Requirement:
Wherever the word "this" turns up in a line of the entries, copy that line.

[BEGIN Dataset entries]

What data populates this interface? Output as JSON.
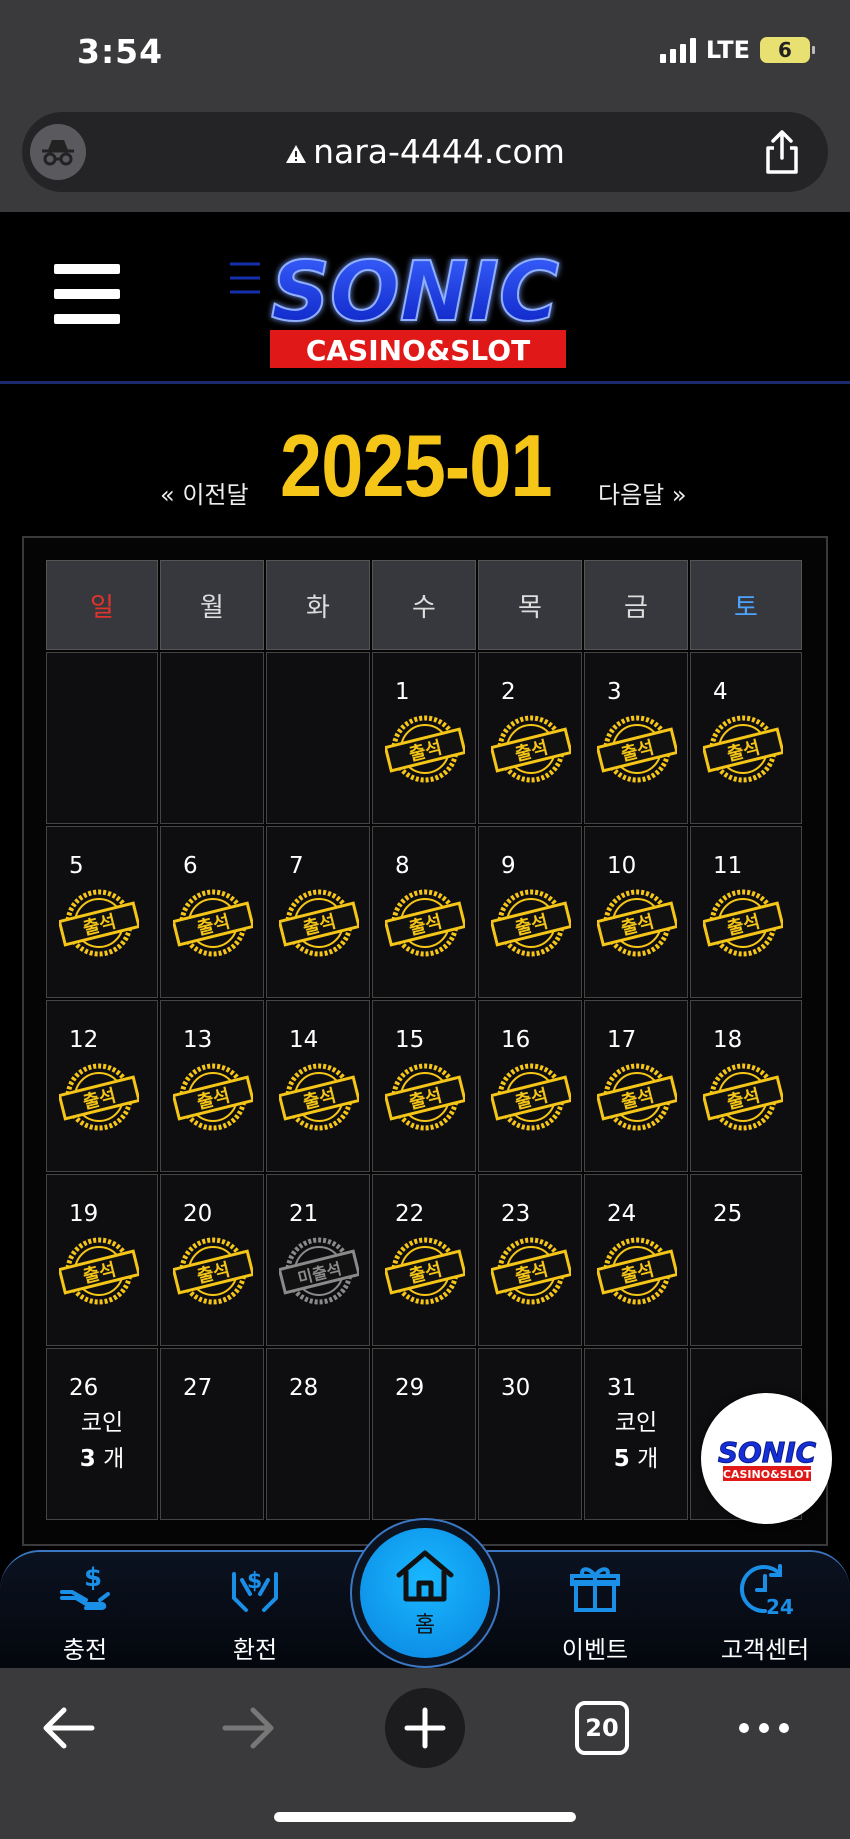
{
  "status_bar": {
    "time": "3:54",
    "network": "LTE",
    "battery": "6"
  },
  "browser": {
    "url": "nara-4444.com",
    "tabs_count": "20"
  },
  "site": {
    "logo_text": "SONIC",
    "logo_sub": "CASINO&SLOT"
  },
  "calendar": {
    "prev_label": "« 이전달",
    "next_label": "다음달 »",
    "month_title": "2025-01",
    "weekdays": [
      "일",
      "월",
      "화",
      "수",
      "목",
      "금",
      "토"
    ],
    "stamp_present": "출석",
    "stamp_absent": "미출석",
    "weeks": [
      [
        {
          "day": ""
        },
        {
          "day": ""
        },
        {
          "day": ""
        },
        {
          "day": "1",
          "status": "present"
        },
        {
          "day": "2",
          "status": "present"
        },
        {
          "day": "3",
          "status": "present"
        },
        {
          "day": "4",
          "status": "present"
        }
      ],
      [
        {
          "day": "5",
          "status": "present"
        },
        {
          "day": "6",
          "status": "present"
        },
        {
          "day": "7",
          "status": "present"
        },
        {
          "day": "8",
          "status": "present"
        },
        {
          "day": "9",
          "status": "present"
        },
        {
          "day": "10",
          "status": "present"
        },
        {
          "day": "11",
          "status": "present"
        }
      ],
      [
        {
          "day": "12",
          "status": "present"
        },
        {
          "day": "13",
          "status": "present"
        },
        {
          "day": "14",
          "status": "present"
        },
        {
          "day": "15",
          "status": "present"
        },
        {
          "day": "16",
          "status": "present"
        },
        {
          "day": "17",
          "status": "present"
        },
        {
          "day": "18",
          "status": "present"
        }
      ],
      [
        {
          "day": "19",
          "status": "present"
        },
        {
          "day": "20",
          "status": "present"
        },
        {
          "day": "21",
          "status": "absent"
        },
        {
          "day": "22",
          "status": "present"
        },
        {
          "day": "23",
          "status": "present"
        },
        {
          "day": "24",
          "status": "present"
        },
        {
          "day": "25"
        }
      ],
      [
        {
          "day": "26",
          "coin_label": "코인",
          "coin_count": "3",
          "coin_unit": "개"
        },
        {
          "day": "27"
        },
        {
          "day": "28"
        },
        {
          "day": "29"
        },
        {
          "day": "30"
        },
        {
          "day": "31",
          "coin_label": "코인",
          "coin_count": "5",
          "coin_unit": "개"
        },
        {
          "day": ""
        }
      ]
    ]
  },
  "bottom_nav": {
    "charge": "충전",
    "exchange": "환전",
    "home": "홈",
    "event": "이벤트",
    "support": "고객센터"
  },
  "colors": {
    "accent_gold": "#f5c518",
    "sunday": "#e0332c",
    "saturday": "#4ea3ff",
    "nav_blue": "#1a8fe8",
    "absent_gray": "#8a8a8a"
  }
}
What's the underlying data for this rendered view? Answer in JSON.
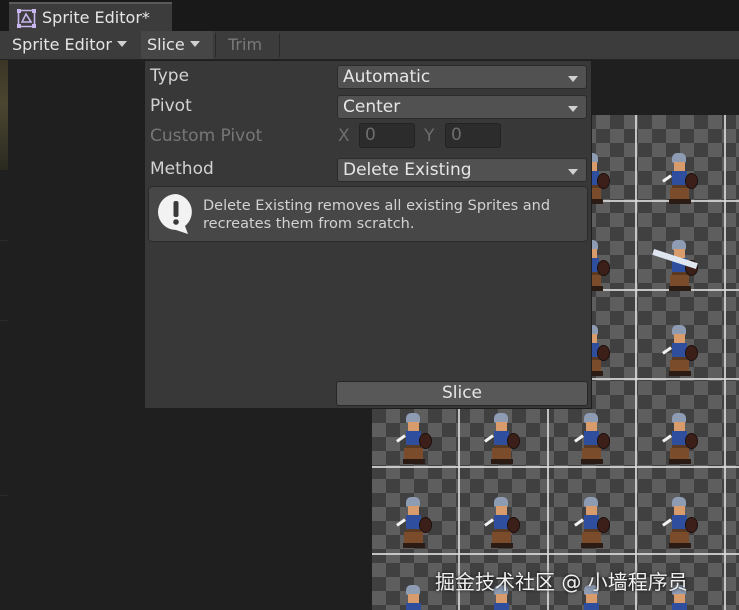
{
  "window": {
    "tab_title": "Sprite Editor*",
    "tab_icon": "sprite-editor-icon"
  },
  "toolbar": {
    "sprite_editor_label": "Sprite Editor",
    "slice_label": "Slice",
    "trim_label": "Trim"
  },
  "slice_panel": {
    "type_label": "Type",
    "type_value": "Automatic",
    "pivot_label": "Pivot",
    "pivot_value": "Center",
    "custom_pivot_label": "Custom Pivot",
    "x_label": "X",
    "x_value": "0",
    "y_label": "Y",
    "y_value": "0",
    "method_label": "Method",
    "method_value": "Delete Existing",
    "help_text": "Delete Existing removes all existing Sprites and recreates them from scratch.",
    "slice_button": "Slice"
  },
  "watermark": "掘金技术社区 @ 小墙程序员",
  "colors": {
    "panel_bg": "#383838",
    "toolbar_bg": "#3c3c3c",
    "dropdown_bg": "#515151",
    "text": "#d2d2d2",
    "checker_light": "#5e5e5e",
    "checker_dark": "#404040"
  }
}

[END Dataset entries]

Full response:
What data populates this interface? Output as JSON.
What's the underlying data for this rendered view? Answer in JSON.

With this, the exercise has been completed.